■ Fonte:
--*--
03/12/2014

Grupo tenta na Justiça barrar aplicação de acordo ortográfico em Portugal

Pacto será obrigatório no país a partir de maio de 2015, mas já foi adotada por escolas; juristas argumentam que acordo viola "estabilidade ortográfica".



A seis meses da entrada em vigor do Acordo Ortográfico de 1990 em Portugal, um grupo, com mais de cem personalidades de diversas áreas, quer torná-lo inconstitucional. Eles ingressaram com uma ação judicial popular, junto ao Supremo Tribunal Administrativo, contra a aplicação do acordo no ensino português. Além disso, enviaram requerimento à Procuradoria-Geral da República (PGR), solicitando que o Ministério Público tente uma ação pública contra o que consideram uma “imposição inconstitucional” das novas regras.
Caso a decisão da Justiça portuguesa, que deverá sair no primeiro semestre de 2015, seja favorável, a reforma será considerada ilegal. O que, em longo prazo, poderá pressionar os países da CPLP (Comunidade de Países de Língua Portuguesa) a realizar revisões ou a não aplica-lo.
--*--
■ Trecho dos dados:
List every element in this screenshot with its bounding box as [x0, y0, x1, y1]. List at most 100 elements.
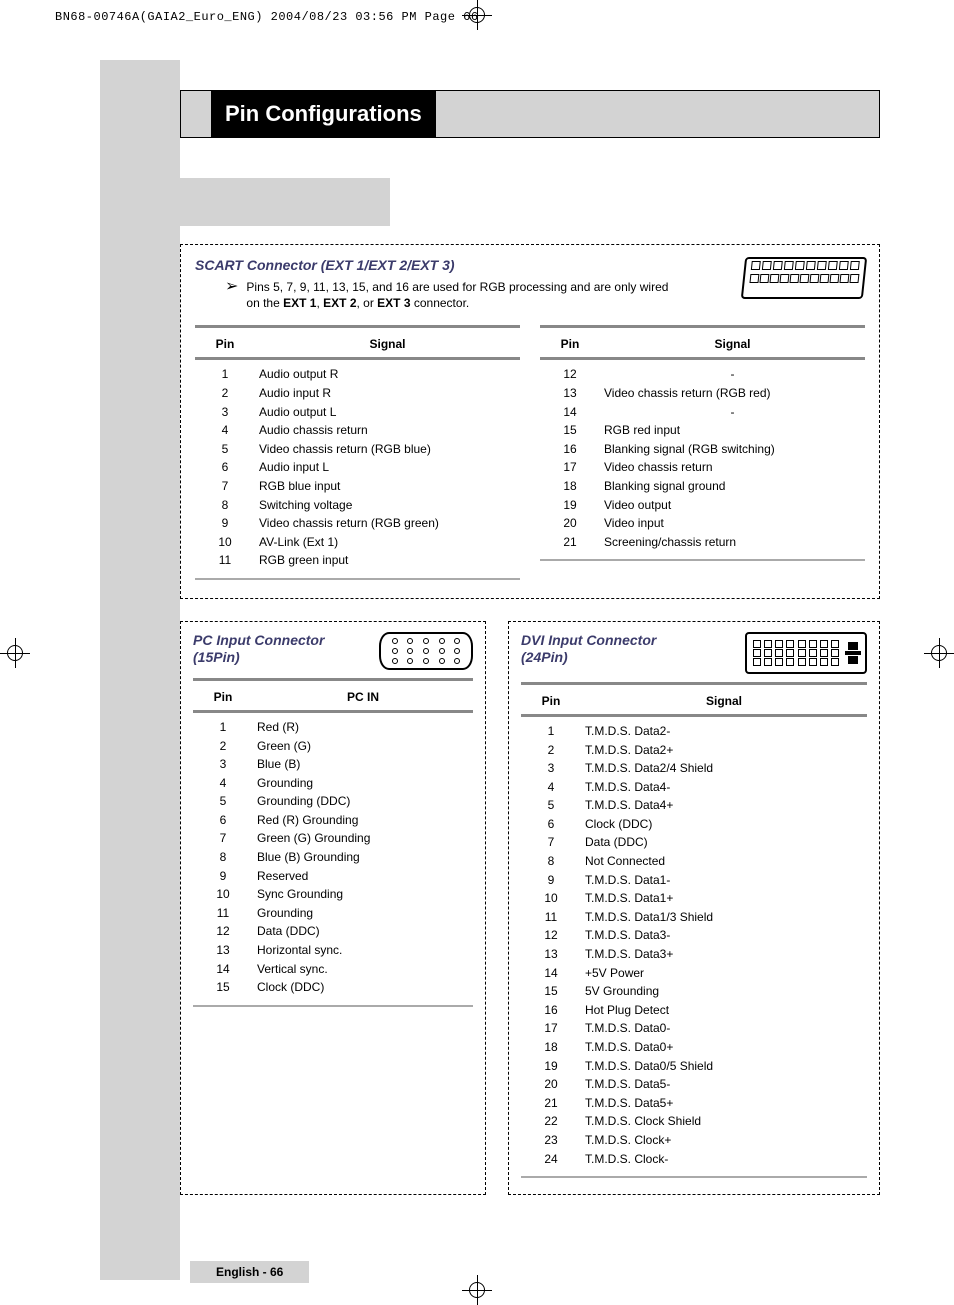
--*--
■ Enunciado A:
Extraia do texto sobre o acordo ortográfico o trecho que vai de "Pacto será obrigatório" a "das novas regras.".
■ Enunciado B:
Diga se cada afirmação a seguir está de acordo com o texto sobre o acordo ortográfico e responda sim ou não, citando literalmente as palavras do texto que decidem a questão: (i) o grupo que move a ação reúne mais de cem personalidades; (ii) a decisão da Justiça portuguesa é esperada para o segundo semestre de 2015; (iii) a ação judicial popular foi apresentada ao Supremo Tribunal Administrativo.

■ Resposta escrita A:
Pacto será obrigatório no país a partir de maio de 2015, mas já foi adotada por escolas; juristas argumentam que acordo viola "estabilidade ortográfica".



A seis meses da entrada em vigor do Acordo Ortográfico de 1990 em Portugal, um grupo, com mais de cem personalidades de diversas áreas, quer torná-lo inconstitucional. Eles ingressaram com uma ação judicial popular, junto ao Supremo Tribunal Administrativo, contra a aplicação do acordo no ensino português. Além disso, enviaram requerimento à Procuradoria-Geral da República (PGR), solicitando que o Ministério Público tente uma ação pública contra o que consideram uma “imposição inconstitucional” das novas regras.

■ Resposta escrita B:
(i) Sim: "um grupo, com mais de cem personalidades de diversas áreas".
(ii) Não: "que deverá sair no primeiro semestre de 2015".
(iii) Sim: "junto ao Supremo Tribunal Administrativo".